▶ TUGAS:
**A)** Dalam sumber tentang awal puasa, kepada siapa Al-Lajnah Ad-Da'imah mewajibkan masalah berpuasa atau tidak dikembalikan?
**B)** Ringkaslah sumber tentang awal puasa dalam dua kalimat.
**C)** Lanjutkan sumber tentang awal puasa mulai dari kalimat terakhirnya.

▶ SUMBER:
--------------------------------------------------

Oleh sebab itu, terjadi perselisihan diantara kami. Maka diantara kami ada yang berpuasa, karena bersandar kepada berita yang ia dengar dari siaran radio, namun jumlah mereka sedikit.diantara kami; Ada yang menunggu sampai la melihat hilal di negerinya, karena mengamalkan firman Allah-Subhanahu wa Ta’la-, 

فَمَنْ شَهِدَ مِنْكُمُ الشَّهْرَ فَلْيَصُمْهُ


"Barang siapa diantara kalian yang hadir (di negeri tempat tinggalnya) di bulan itu, maka hendaklah ia berpuasa pada bulan itu"; sabda Nabi–Shollallahu ‘alaihi wasallam-

صُوْمُوْا لِِرُؤْيَتِهِ وَأَفْطِرُوْا لِرُؤْيَتِهِ

"Berpuasalah kalian karena melihat hilal, dan berbukalah (berhari raya) karena melihatnya". 
dan sabda Nabi–Shollallahu ‘alaihi wasallam-,

"Bagi setiap daerah ada ru’yahnya". sungguh telah terjadi perdebatan yang sengit antara dua kelompok ini.maka berilah fatwa kepada kami tentang hal tersebut.

Al-Lajnah Ad-Da’imah men jawab , "Tatkala orang-orang dahulu dari kalangan para ahli fiqhi berselisih di dalam masalah ini; setiap orang diantara mereka memiliki dalil, maka -jika telah nyata terlihatnya hilal, baik melalui radio, atau yang lainnya di selain tempatmu-, wajib bagi kalian untuk mengembalikan masalah puasa atau tidak kepada penguasa umum (tertinggi) di negara kalian.

--------------------------------------------------

▶ CUPLIKAN DATA:
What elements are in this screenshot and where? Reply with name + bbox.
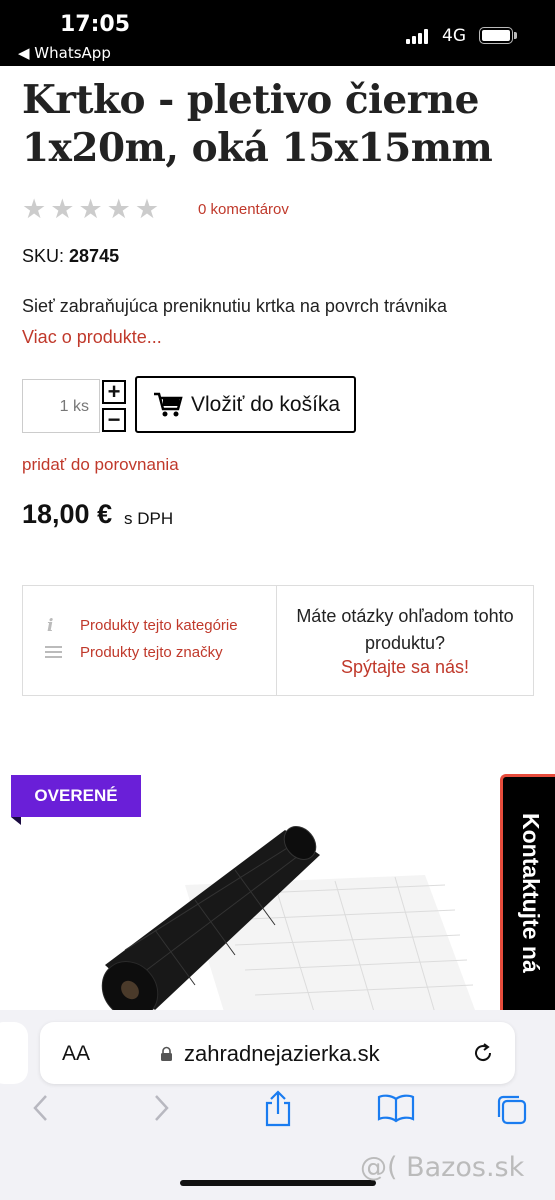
comments-link[interactable]: 0 komentárov <box>198 201 289 218</box>
more-about-product-link[interactable]: Viac o produkte... <box>22 327 162 348</box>
badge-fold <box>11 817 21 825</box>
rating-stars[interactable]: ★ ★ ★ ★ ★ <box>22 195 159 223</box>
star-icon[interactable]: ★ <box>78 195 102 223</box>
star-icon[interactable]: ★ <box>107 195 131 223</box>
url-text[interactable]: zahradnejazierka.sk <box>184 1041 380 1067</box>
product-image[interactable] <box>95 825 475 1015</box>
verified-badge: OVERENÉ <box>11 775 141 817</box>
star-icon[interactable]: ★ <box>22 195 46 223</box>
add-to-cart-button[interactable]: Vložiť do košíka <box>135 376 356 433</box>
back-to-app-link[interactable]: ◀ WhatsApp <box>18 44 111 62</box>
sku-label: SKU: <box>22 246 65 266</box>
quantity-decrease-button[interactable]: − <box>102 408 126 432</box>
ask-us-link[interactable]: Spýtajte sa nás! <box>276 657 534 678</box>
contact-us-tab[interactable]: Kontaktujte ná <box>500 774 555 1019</box>
add-to-cart-label: Vložiť do košíka <box>191 392 341 416</box>
info-icon: i <box>47 616 54 636</box>
tabs-icon[interactable] <box>495 1093 529 1127</box>
brand-products-link[interactable]: Produkty tejto značky <box>80 644 223 661</box>
bookmarks-icon[interactable] <box>377 1093 415 1123</box>
sku-value: 28745 <box>69 246 120 266</box>
product-info-box: i Produkty tejto kategórie Produkty tejt… <box>22 585 534 696</box>
previous-tab-preview[interactable] <box>0 1022 28 1084</box>
battery-tip <box>514 32 517 39</box>
share-icon[interactable] <box>262 1088 294 1128</box>
quantity-increase-button[interactable]: + <box>102 380 126 404</box>
contact-us-label: Kontaktujte ná <box>518 813 544 973</box>
star-icon[interactable]: ★ <box>135 195 159 223</box>
price-vat-label: s DPH <box>124 509 174 528</box>
watermark: @( Bazos.sk <box>360 1152 525 1183</box>
sku-row: SKU: 28745 <box>22 246 119 267</box>
signal-icon <box>406 28 432 44</box>
back-icon[interactable] <box>28 1093 54 1123</box>
add-to-compare-link[interactable]: pridať do porovnania <box>22 455 179 475</box>
lock-icon <box>161 1046 172 1061</box>
question-text: Máte otázky ohľadom tohto produktu? <box>296 606 514 653</box>
reader-settings-button[interactable]: AA <box>62 1042 90 1066</box>
home-indicator <box>180 1180 376 1186</box>
cart-icon <box>154 392 183 416</box>
product-title: Krtko - pletivo čierne 1x20m, oká 15x15m… <box>22 77 493 171</box>
battery-icon <box>479 27 513 44</box>
product-description: Sieť zabraňujúca preniknutiu krtka na po… <box>22 296 447 316</box>
status-time: 17:05 <box>60 12 131 37</box>
price: 18,00 € <box>22 499 113 529</box>
reload-icon[interactable] <box>471 1041 495 1065</box>
list-icon <box>45 646 62 659</box>
quantity-input[interactable]: 1 ks <box>22 379 100 433</box>
network-label: 4G <box>442 26 466 46</box>
category-products-link[interactable]: Produkty tejto kategórie <box>80 617 238 634</box>
forward-icon[interactable] <box>148 1093 174 1123</box>
address-bar[interactable]: AA zahradnejazierka.sk <box>40 1022 515 1084</box>
status-bar: 17:05 ◀ WhatsApp 4G <box>0 0 555 66</box>
star-icon[interactable]: ★ <box>50 195 74 223</box>
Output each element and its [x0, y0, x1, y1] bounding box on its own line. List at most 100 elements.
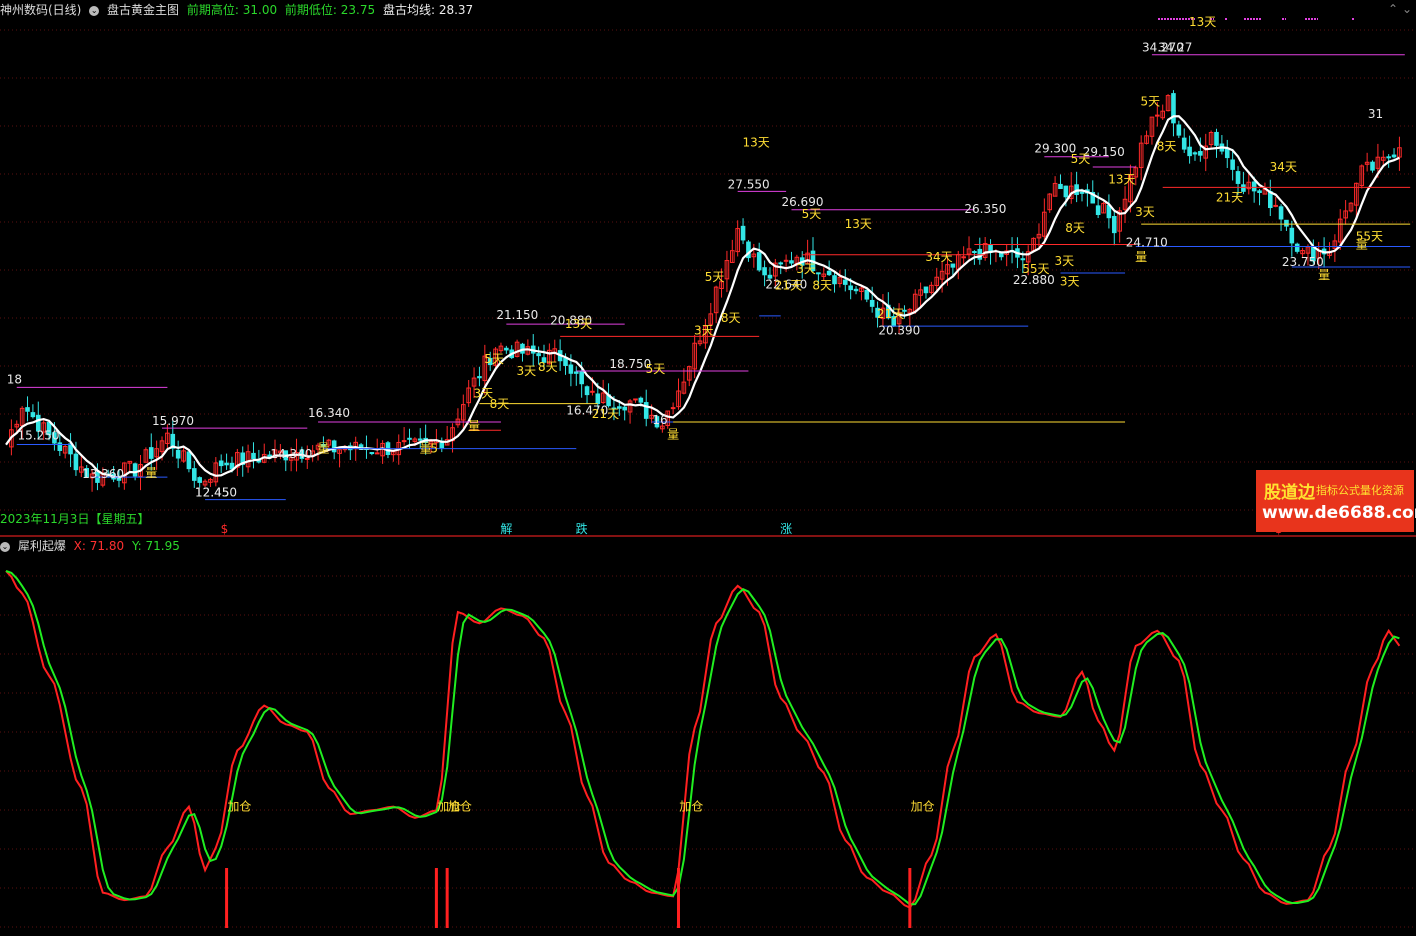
panel-controls[interactable]: ⌃ ⌄	[1388, 2, 1412, 16]
candle-body[interactable]	[1058, 183, 1063, 190]
candle-body[interactable]	[25, 407, 30, 412]
candle-body[interactable]	[869, 299, 875, 307]
candle-body[interactable]	[622, 406, 628, 411]
candle-body[interactable]	[192, 468, 197, 481]
candle-body[interactable]	[374, 452, 380, 455]
candle-body[interactable]	[175, 449, 181, 459]
candle-body[interactable]	[1192, 152, 1198, 155]
candle-body[interactable]	[1278, 206, 1284, 220]
candle-body[interactable]	[590, 390, 595, 393]
candle-body[interactable]	[961, 256, 966, 259]
signal-glyph: 涨	[780, 521, 792, 536]
candle-body[interactable]	[1198, 151, 1203, 156]
candle-body[interactable]	[923, 286, 929, 294]
candle-body[interactable]	[251, 452, 256, 459]
candle-body[interactable]	[331, 440, 337, 453]
candle-body[interactable]	[756, 252, 762, 271]
candle-body[interactable]	[789, 260, 794, 264]
candle-body[interactable]	[369, 452, 375, 455]
candle-body[interactable]	[218, 460, 224, 467]
candle-body[interactable]	[1230, 159, 1235, 170]
chevron-down-icon[interactable]: ⌄	[89, 5, 100, 16]
price-label: 18	[7, 372, 22, 386]
candle-body[interactable]	[407, 437, 412, 440]
candle-body[interactable]	[638, 397, 644, 403]
day-count-label: 13天	[845, 217, 872, 231]
candle-body[interactable]	[1235, 171, 1241, 184]
candle-body[interactable]	[563, 357, 568, 366]
candle-body[interactable]	[1273, 204, 1278, 207]
candle-body[interactable]	[1386, 156, 1391, 159]
sub-indicator-name[interactable]: 犀利起爆	[18, 539, 66, 553]
candle-body[interactable]	[1289, 227, 1295, 244]
candle-body[interactable]	[1224, 148, 1230, 159]
candle-body[interactable]	[30, 412, 36, 418]
candle-body[interactable]	[477, 376, 482, 379]
candle-body[interactable]	[1181, 137, 1187, 150]
candle-body[interactable]	[832, 275, 837, 285]
candle-body[interactable]	[401, 440, 407, 443]
price-label: 16	[652, 413, 667, 427]
candle-body[interactable]	[778, 262, 784, 265]
candle-body[interactable]	[186, 451, 192, 470]
candle-body[interactable]	[1187, 146, 1192, 157]
stock-chart[interactable]: 1815.25013.36015.97012.4512.45014.34016.…	[0, 0, 1416, 936]
candle-body[interactable]	[1176, 124, 1182, 136]
candle-body[interactable]	[670, 407, 676, 410]
day-count-label: 8天	[538, 360, 558, 374]
day-count-label: 8天	[1065, 221, 1085, 235]
signal-glyph: $	[221, 522, 229, 536]
candle-body[interactable]	[1370, 161, 1375, 171]
candle-body[interactable]	[132, 463, 138, 477]
candle-body[interactable]	[1111, 215, 1117, 234]
candle-body[interactable]	[568, 364, 574, 374]
candle-body[interactable]	[950, 263, 956, 268]
candle-body[interactable]	[1294, 243, 1300, 252]
chevron-down-icon[interactable]: ⌄	[1402, 2, 1412, 16]
candle-body[interactable]	[816, 272, 821, 275]
candle-body[interactable]	[584, 386, 590, 396]
candle-body[interactable]	[573, 371, 579, 374]
candle-body[interactable]	[1284, 219, 1289, 227]
candle-body[interactable]	[1063, 185, 1069, 198]
candle-body[interactable]	[1155, 114, 1160, 117]
candle-body[interactable]	[579, 371, 584, 385]
price-label: 31	[1368, 107, 1383, 121]
y-line[interactable]	[5, 570, 1400, 906]
candle-body[interactable]	[504, 347, 509, 351]
candle-body[interactable]	[148, 447, 154, 459]
candle-body[interactable]	[197, 477, 202, 483]
candle-body[interactable]	[1171, 93, 1176, 124]
candle-body[interactable]	[633, 398, 638, 401]
candle-body[interactable]	[1214, 131, 1219, 146]
candle-body[interactable]	[740, 225, 746, 241]
candle-body[interactable]	[595, 393, 601, 405]
stock-name[interactable]: 神州数码(日线)	[0, 3, 81, 17]
candle-body[interactable]	[1020, 258, 1026, 261]
ma-line[interactable]	[5, 115, 1400, 479]
candle-body[interactable]	[853, 288, 859, 292]
candle-body[interactable]	[864, 289, 870, 300]
chevron-down-icon[interactable]: ⌄	[0, 541, 10, 552]
candle-body[interactable]	[1095, 205, 1101, 216]
day-count-label: 5天	[1071, 152, 1091, 166]
candle-body[interactable]	[762, 267, 767, 276]
candle-body[interactable]	[848, 285, 853, 291]
candle-body[interactable]	[1251, 181, 1257, 192]
candle-body[interactable]	[536, 353, 541, 357]
main-chart-header: 神州数码(日线) ⌄ 盘古黄金主图 前期高位: 31.00 前期低位: 23.7…	[0, 0, 477, 20]
candle-body[interactable]	[1391, 154, 1397, 158]
prev-low-label: 前期低位: 23.75	[284, 3, 376, 17]
candle-body[interactable]	[417, 438, 423, 441]
candle-body[interactable]	[783, 259, 789, 262]
candle-body[interactable]	[972, 251, 977, 254]
x-line[interactable]	[5, 570, 1401, 909]
candle-body[interactable]	[73, 453, 79, 471]
main-indicator-name[interactable]: 盘古黄金主图	[107, 3, 179, 17]
candle-body[interactable]	[1079, 191, 1085, 194]
candle-body[interactable]	[1257, 190, 1262, 193]
chevron-up-icon[interactable]: ⌃	[1388, 2, 1398, 16]
candle-body[interactable]	[224, 462, 229, 466]
candle-body[interactable]	[826, 270, 832, 276]
candle-body[interactable]	[842, 279, 848, 285]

--------------------------------------------------

▶ JAWABAN PER TUGAS:
**A)** Kepada penguasa umum (tertinggi) di negara mereka.

**B)** Terjadi perselisihan sengit antara segelintir orang yang berpuasa berdasarkan berita radio dan orang yang menunggu melihat hilal di negerinya sendiri dengan berpegang pada ayat Al-Qur'an serta hadis Nabi. Al-Lajnah Ad-Da'imah menjawab bahwa para ahli fikih terdahulu pun berselisih dalam masalah ini, sehingga bila hilal terlihat di tempat lain, keputusan berpuasa atau tidak wajib dikembalikan kepada penguasa tertinggi di negara masing-masing.

**C)**
Jika ia (pemerintah) telah memutuskan berpuasa atau tidak, maka wajib atas kalian untuk mentaatinya, karena sesungguhnya keputusan penguasa akan menghilangkan adanya perselisihan didalam masalah seperti ini. Atas dasar ini, pendapat untuk berpuasa atau tidak akan bersatu, karena mengikuti keputusan kepala negara kalian; masalah akhirnya bisa terselesaikan.

Adapun kalimat yang berbunyi, "bagi setiap tempat memiliki ru’yah", ini bukanlah hadits dari Nabi -Shollallahu ‘alaihi wasallam-. Itu hanyalah merupakan ucapan kelompok yang menganggap berbedanya matla’ (waktu & tempat munculnya) hilal dalam memulai puasa Ramadhan dan akhirnya.

Hanya kepada Allah kita meminta taufiq dan semoga Allah memberi sholawat kepada Nabi klta–Shollallahu ‘alaihi wasallam-,keluarga serta para sahabatnya".

Fatwa Al-Lajnah Ad-Da’imah (no. 313) 

Soal : Diantara perkara yang tak mungkin untuk melihat hilal dengan mata telanjang sebelum umurnya mencapai 30 jam. Setelah itu, tidak mungkin melihatnya, karena kondisi cuaca.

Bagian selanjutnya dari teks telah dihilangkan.